Exercise goal:
Output each line exactly as it appears, skipping any embedded picture.

— Begin Entries provided —

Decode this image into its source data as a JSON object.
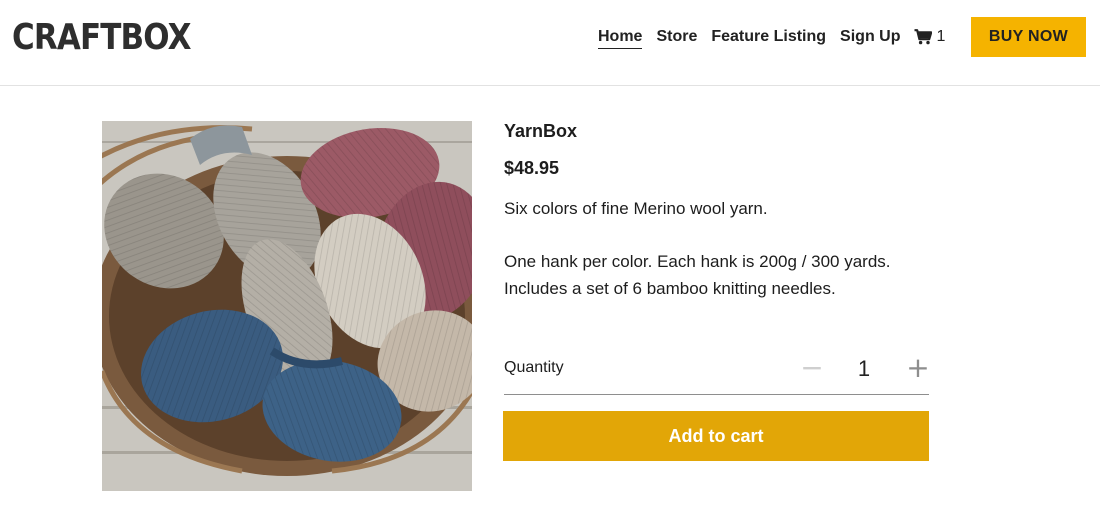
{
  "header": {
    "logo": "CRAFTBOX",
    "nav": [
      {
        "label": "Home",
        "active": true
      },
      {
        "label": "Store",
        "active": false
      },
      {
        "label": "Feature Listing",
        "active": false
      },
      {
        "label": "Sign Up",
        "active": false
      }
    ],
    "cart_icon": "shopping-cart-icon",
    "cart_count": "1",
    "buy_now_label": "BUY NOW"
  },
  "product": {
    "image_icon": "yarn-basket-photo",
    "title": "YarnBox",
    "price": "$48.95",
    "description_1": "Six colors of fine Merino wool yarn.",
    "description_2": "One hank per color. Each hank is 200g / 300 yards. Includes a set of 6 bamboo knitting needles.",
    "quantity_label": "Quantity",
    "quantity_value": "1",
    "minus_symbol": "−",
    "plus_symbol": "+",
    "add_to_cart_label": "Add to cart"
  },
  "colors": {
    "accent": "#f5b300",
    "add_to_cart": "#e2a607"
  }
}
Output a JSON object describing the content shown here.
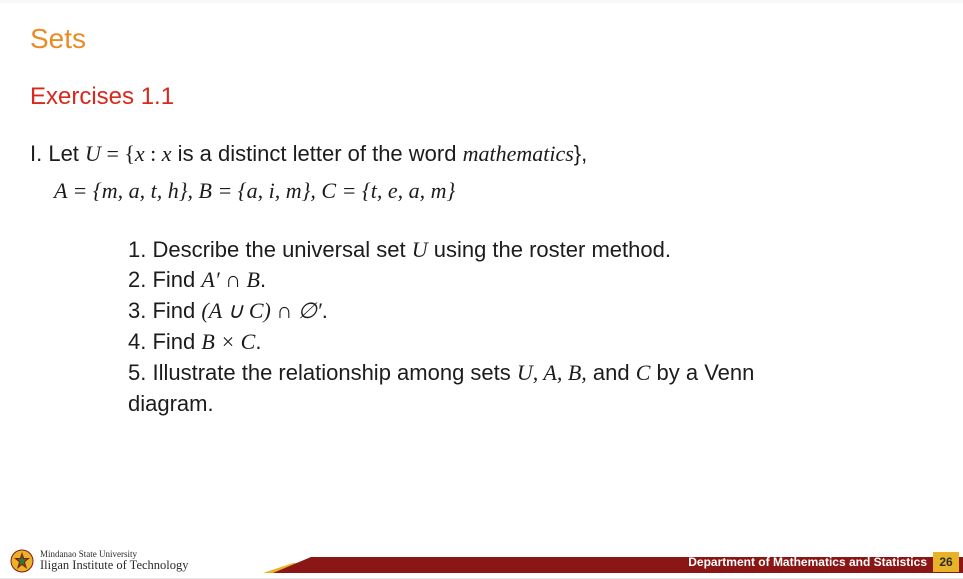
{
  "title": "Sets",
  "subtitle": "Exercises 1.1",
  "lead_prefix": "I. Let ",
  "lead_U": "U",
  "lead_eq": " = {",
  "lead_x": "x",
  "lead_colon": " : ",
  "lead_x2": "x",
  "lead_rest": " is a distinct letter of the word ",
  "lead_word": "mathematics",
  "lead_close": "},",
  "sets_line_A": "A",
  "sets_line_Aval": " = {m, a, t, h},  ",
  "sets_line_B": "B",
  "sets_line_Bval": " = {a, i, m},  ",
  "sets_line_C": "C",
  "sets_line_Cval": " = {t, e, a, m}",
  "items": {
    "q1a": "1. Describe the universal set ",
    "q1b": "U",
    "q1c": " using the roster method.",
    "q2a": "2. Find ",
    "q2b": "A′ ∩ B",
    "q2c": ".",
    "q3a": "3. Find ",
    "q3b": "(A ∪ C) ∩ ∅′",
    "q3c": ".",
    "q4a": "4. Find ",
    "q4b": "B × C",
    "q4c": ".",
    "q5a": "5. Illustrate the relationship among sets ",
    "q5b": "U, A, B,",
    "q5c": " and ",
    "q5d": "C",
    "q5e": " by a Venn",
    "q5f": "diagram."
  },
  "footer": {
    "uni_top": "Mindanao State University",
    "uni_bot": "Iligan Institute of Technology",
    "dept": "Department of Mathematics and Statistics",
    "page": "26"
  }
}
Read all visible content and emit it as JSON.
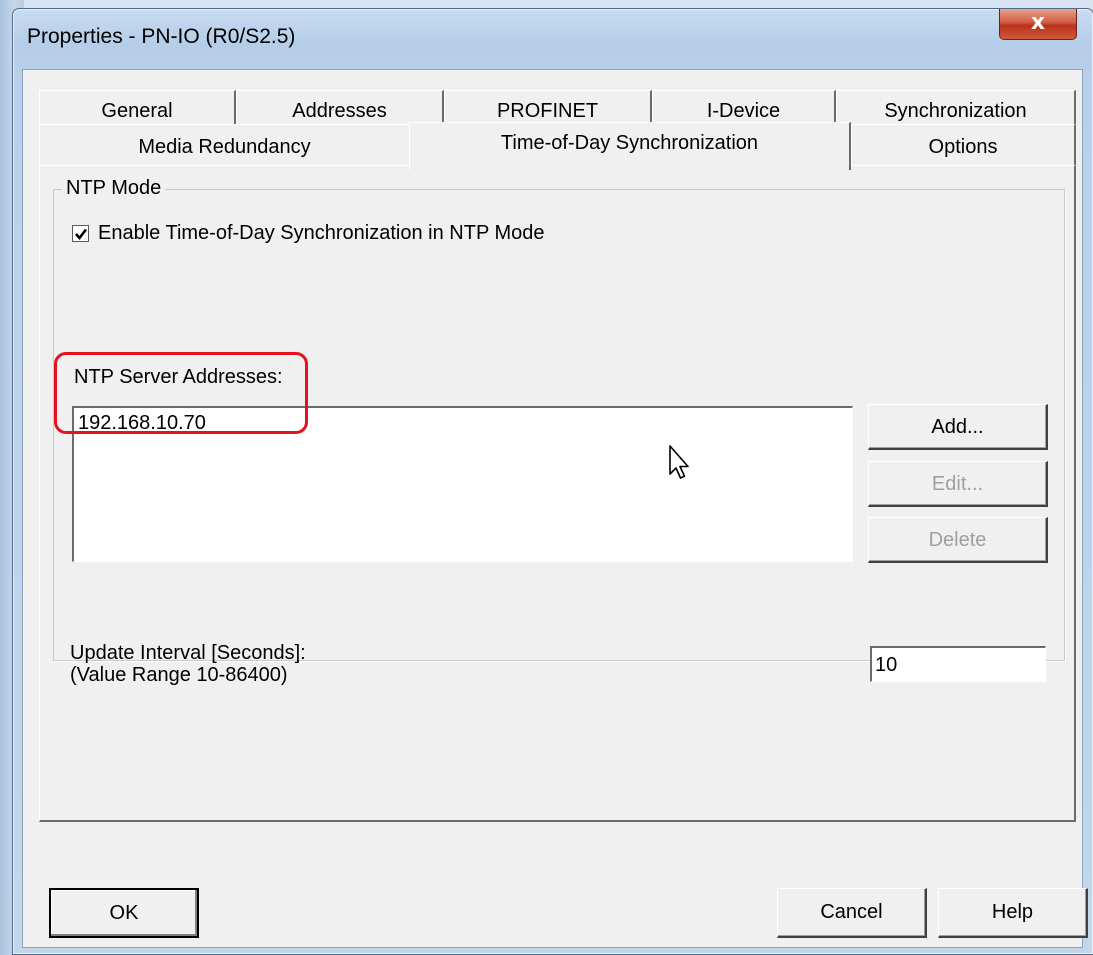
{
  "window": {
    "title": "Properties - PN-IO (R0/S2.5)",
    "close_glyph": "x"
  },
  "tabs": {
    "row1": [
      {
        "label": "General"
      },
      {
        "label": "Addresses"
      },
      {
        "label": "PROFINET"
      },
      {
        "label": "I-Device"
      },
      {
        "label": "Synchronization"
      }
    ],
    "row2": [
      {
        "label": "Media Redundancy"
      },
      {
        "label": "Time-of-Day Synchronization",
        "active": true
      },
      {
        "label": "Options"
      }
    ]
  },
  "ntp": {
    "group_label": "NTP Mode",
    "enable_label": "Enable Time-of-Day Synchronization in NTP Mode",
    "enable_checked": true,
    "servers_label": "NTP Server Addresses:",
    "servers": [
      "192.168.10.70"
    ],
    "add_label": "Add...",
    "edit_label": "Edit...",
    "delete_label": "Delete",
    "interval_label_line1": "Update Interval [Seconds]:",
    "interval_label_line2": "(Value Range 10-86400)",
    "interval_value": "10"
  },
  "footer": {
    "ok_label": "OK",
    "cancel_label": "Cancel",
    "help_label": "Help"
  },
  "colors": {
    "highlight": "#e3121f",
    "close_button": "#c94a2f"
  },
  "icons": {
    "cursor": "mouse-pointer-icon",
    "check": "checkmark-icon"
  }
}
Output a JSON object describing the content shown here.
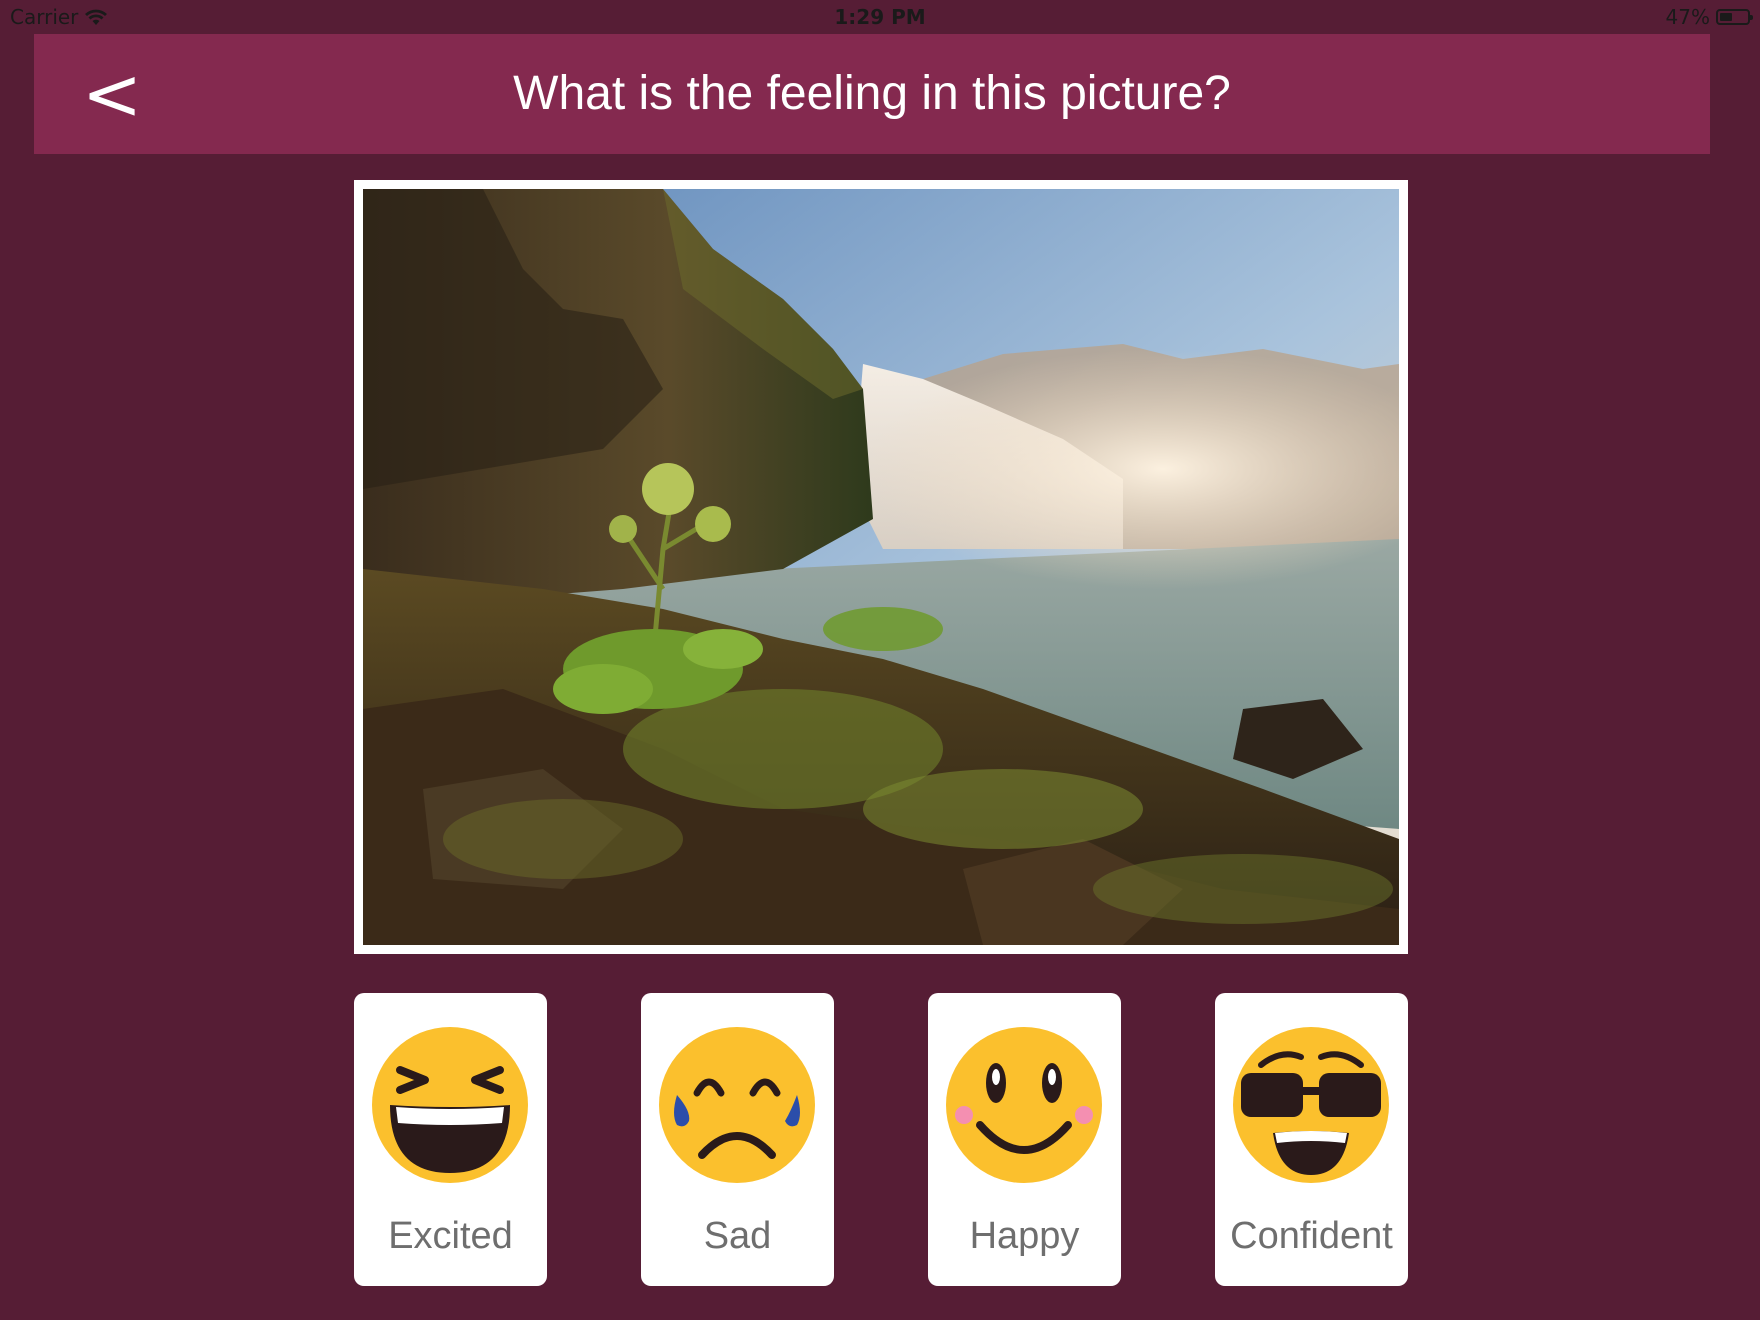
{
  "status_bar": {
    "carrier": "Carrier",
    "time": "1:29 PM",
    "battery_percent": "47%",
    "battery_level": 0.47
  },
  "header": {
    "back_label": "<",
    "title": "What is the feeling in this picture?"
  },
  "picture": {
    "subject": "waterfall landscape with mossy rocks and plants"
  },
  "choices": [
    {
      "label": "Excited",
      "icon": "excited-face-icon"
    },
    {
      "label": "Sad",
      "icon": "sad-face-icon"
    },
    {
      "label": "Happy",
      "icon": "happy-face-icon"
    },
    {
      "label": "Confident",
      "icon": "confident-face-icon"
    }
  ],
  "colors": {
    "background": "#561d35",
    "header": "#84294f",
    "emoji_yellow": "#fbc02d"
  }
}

— End Entries provided —

Output of the exercise:
Decode this image into its source data as a JSON object.
{
  "header": {
    "logo": "CRAFTBOX",
    "nav": [
      {
        "label": "Home",
        "active": true
      },
      {
        "label": "Store",
        "active": false
      },
      {
        "label": "Feature Listing",
        "active": false
      },
      {
        "label": "Sign Up",
        "active": false
      }
    ],
    "cart_icon": "shopping-cart-icon",
    "cart_count": "1",
    "buy_now_label": "BUY NOW"
  },
  "product": {
    "image_icon": "yarn-basket-photo",
    "title": "YarnBox",
    "price": "$48.95",
    "description_1": "Six colors of fine Merino wool yarn.",
    "description_2": "One hank per color. Each hank is 200g / 300 yards. Includes a set of 6 bamboo knitting needles.",
    "quantity_label": "Quantity",
    "quantity_value": "1",
    "minus_symbol": "−",
    "plus_symbol": "+",
    "add_to_cart_label": "Add to cart"
  },
  "colors": {
    "accent": "#f5b300",
    "add_to_cart": "#e2a607"
  }
}
Output a JSON object describing the content shown here.
{
  "title": "Sets",
  "subtitle": "Exercises 1.1",
  "lead_prefix": "I. Let ",
  "lead_U": "U",
  "lead_eq": " = {",
  "lead_x": "x",
  "lead_colon": " : ",
  "lead_x2": "x",
  "lead_rest": " is a distinct letter of the word ",
  "lead_word": "mathematics",
  "lead_close": "},",
  "sets_line_A": "A",
  "sets_line_Aval": " = {m, a, t, h},  ",
  "sets_line_B": "B",
  "sets_line_Bval": " = {a, i, m},  ",
  "sets_line_C": "C",
  "sets_line_Cval": " = {t, e, a, m}",
  "items": {
    "q1a": "1. Describe the universal set ",
    "q1b": "U",
    "q1c": " using the roster method.",
    "q2a": "2. Find ",
    "q2b": "A′ ∩ B",
    "q2c": ".",
    "q3a": "3. Find ",
    "q3b": "(A ∪ C) ∩ ∅′",
    "q3c": ".",
    "q4a": "4. Find ",
    "q4b": "B × C",
    "q4c": ".",
    "q5a": "5. Illustrate the relationship among sets ",
    "q5b": "U, A, B,",
    "q5c": " and ",
    "q5d": "C",
    "q5e": " by a Venn",
    "q5f": "diagram."
  },
  "footer": {
    "uni_top": "Mindanao State University",
    "uni_bot": "Iligan Institute of Technology",
    "dept": "Department of Mathematics and Statistics",
    "page": "26"
  }
}
Read all visible content and emit it as JSON.
{
  "window": {
    "title": "Properties - PN-IO (R0/S2.5)",
    "close_glyph": "x"
  },
  "tabs": {
    "row1": [
      {
        "label": "General"
      },
      {
        "label": "Addresses"
      },
      {
        "label": "PROFINET"
      },
      {
        "label": "I-Device"
      },
      {
        "label": "Synchronization"
      }
    ],
    "row2": [
      {
        "label": "Media Redundancy"
      },
      {
        "label": "Time-of-Day Synchronization",
        "active": true
      },
      {
        "label": "Options"
      }
    ]
  },
  "ntp": {
    "group_label": "NTP Mode",
    "enable_label": "Enable Time-of-Day Synchronization in NTP Mode",
    "enable_checked": true,
    "servers_label": "NTP Server Addresses:",
    "servers": [
      "192.168.10.70"
    ],
    "add_label": "Add...",
    "edit_label": "Edit...",
    "delete_label": "Delete",
    "interval_label_line1": "Update Interval [Seconds]:",
    "interval_label_line2": "(Value Range 10-86400)",
    "interval_value": "10"
  },
  "footer": {
    "ok_label": "OK",
    "cancel_label": "Cancel",
    "help_label": "Help"
  },
  "colors": {
    "highlight": "#e3121f",
    "close_button": "#c94a2f"
  },
  "icons": {
    "cursor": "mouse-pointer-icon",
    "check": "checkmark-icon"
  }
}
Output a JSON object describing the content shown here.
{
  "status_bar": {
    "carrier": "Carrier",
    "time": "1:29 PM",
    "battery_percent": "47%",
    "battery_level": 0.47
  },
  "header": {
    "back_label": "<",
    "title": "What is the feeling in this picture?"
  },
  "picture": {
    "subject": "waterfall landscape with mossy rocks and plants"
  },
  "choices": [
    {
      "label": "Excited",
      "icon": "excited-face-icon"
    },
    {
      "label": "Sad",
      "icon": "sad-face-icon"
    },
    {
      "label": "Happy",
      "icon": "happy-face-icon"
    },
    {
      "label": "Confident",
      "icon": "confident-face-icon"
    }
  ],
  "colors": {
    "background": "#561d35",
    "header": "#84294f",
    "emoji_yellow": "#fbc02d"
  }
}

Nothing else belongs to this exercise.